### Die Aufgabe
Gib bitte aus dem Textauszug über kulturell geprägte Entscheidungen den Abschnitt zwischen „Wir Menschen sind“ und „Markenauftritte zu gestalten.“, jeweils einschließlich, wortgetreu wieder.

### Textauszug
>>>>>
Im Rahmen der Digitalisierung ist unsere Welt schneller, komplexer und visueller geworden. Dieser neue Kontext triggert das Denken mit dem System 1 – so nennen Verhaltensforscher und -psychologen den unbewussten Denkmodus, der in Bruchteilen von Sekunden entscheidet, ob uns etwas interessiert oder nicht. Doch was lenkt uns bei diesen automatischen und intuitiven Entscheidungen, die nicht auf logischen Abwägungen basieren?
Wir Menschen sind zutiefst kulturelle Wesen, daher werden unsere Entscheidungen von kulturellen Kontexten geprägt und beeinflusst. Nichts, egal ob Gegenstand, Marke oder Aktivität, ist frei von kultureller Bedeutung. Es sind diese kulturellen Konnotationen, die das Konsumverhalten lenken und entscheiden, ob wir uns angesprochen fühlen oder nicht. Und daher müssen die visuellen und verbalen Botschaften unmittelbar wirken und an die aktuellen Diskurse und Codes anknüpfen, die in unserer Gesellschaft verhandelt werden. Trendforschung, vor allem in ihrer Ausprägung als semiotische Wissenschaft, hilft Marken, ihre Narrative und Codes entsprechend der sich verändernden kulturellen Kontexte stetig zu aktualisieren, um relevantere Angebote und Markenauftritte zu gestalten.
<<<<<
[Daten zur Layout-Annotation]
>>>>>
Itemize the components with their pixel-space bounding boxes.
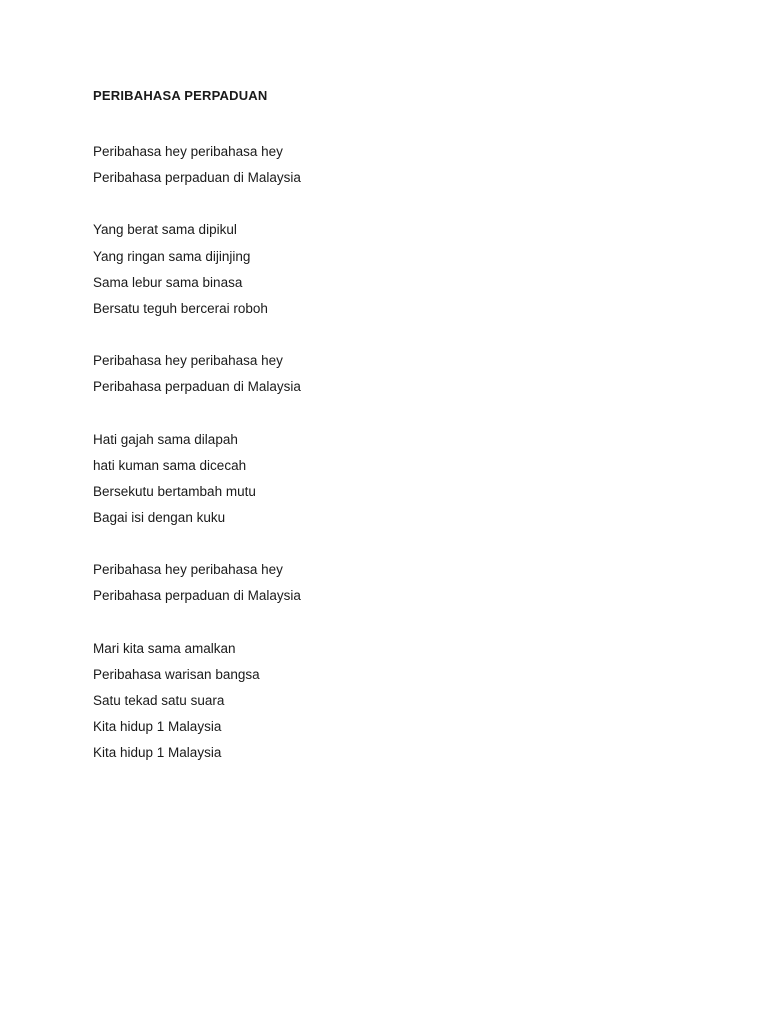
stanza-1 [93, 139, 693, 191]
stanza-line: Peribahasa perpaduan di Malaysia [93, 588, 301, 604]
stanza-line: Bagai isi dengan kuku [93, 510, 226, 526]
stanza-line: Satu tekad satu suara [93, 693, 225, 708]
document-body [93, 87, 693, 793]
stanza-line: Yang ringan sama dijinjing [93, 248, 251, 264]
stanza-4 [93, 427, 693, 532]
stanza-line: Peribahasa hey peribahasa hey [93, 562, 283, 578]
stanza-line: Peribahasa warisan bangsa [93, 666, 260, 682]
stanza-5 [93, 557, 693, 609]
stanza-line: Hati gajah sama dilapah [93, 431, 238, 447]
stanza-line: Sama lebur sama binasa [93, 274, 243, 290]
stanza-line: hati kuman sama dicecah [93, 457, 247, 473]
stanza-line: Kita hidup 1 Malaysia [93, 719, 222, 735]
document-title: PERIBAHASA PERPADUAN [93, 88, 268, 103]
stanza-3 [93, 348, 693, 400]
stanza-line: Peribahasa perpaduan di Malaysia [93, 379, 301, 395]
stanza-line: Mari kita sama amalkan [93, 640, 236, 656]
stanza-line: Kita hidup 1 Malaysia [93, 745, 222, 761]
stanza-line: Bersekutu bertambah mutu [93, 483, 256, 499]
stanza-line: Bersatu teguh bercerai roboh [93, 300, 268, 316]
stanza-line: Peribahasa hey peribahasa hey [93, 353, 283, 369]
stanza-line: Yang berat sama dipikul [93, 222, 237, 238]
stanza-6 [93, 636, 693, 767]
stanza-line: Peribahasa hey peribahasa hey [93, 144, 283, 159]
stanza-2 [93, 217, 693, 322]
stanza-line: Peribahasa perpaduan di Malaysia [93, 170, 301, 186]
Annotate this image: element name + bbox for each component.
<<<<<
### Korrekte Ausgabe
Wir Menschen sind zutiefst kulturelle Wesen, daher werden unsere Entscheidungen von kulturellen Kontexten geprägt und beeinflusst. Nichts, egal ob Gegenstand, Marke oder Aktivität, ist frei von kultureller Bedeutung. Es sind diese kulturellen Konnotationen, die das Konsumverhalten lenken und entscheiden, ob wir uns angesprochen fühlen oder nicht. Und daher müssen die visuellen und verbalen Botschaften unmittelbar wirken und an die aktuellen Diskurse und Codes anknüpfen, die in unserer Gesellschaft verhandelt werden. Trendforschung, vor allem in ihrer Ausprägung als semiotische Wissenschaft, hilft Marken, ihre Narrative und Codes entsprechend der sich verändernden kulturellen Kontexte stetig zu aktualisieren, um relevantere Angebote und Markenauftritte zu gestalten.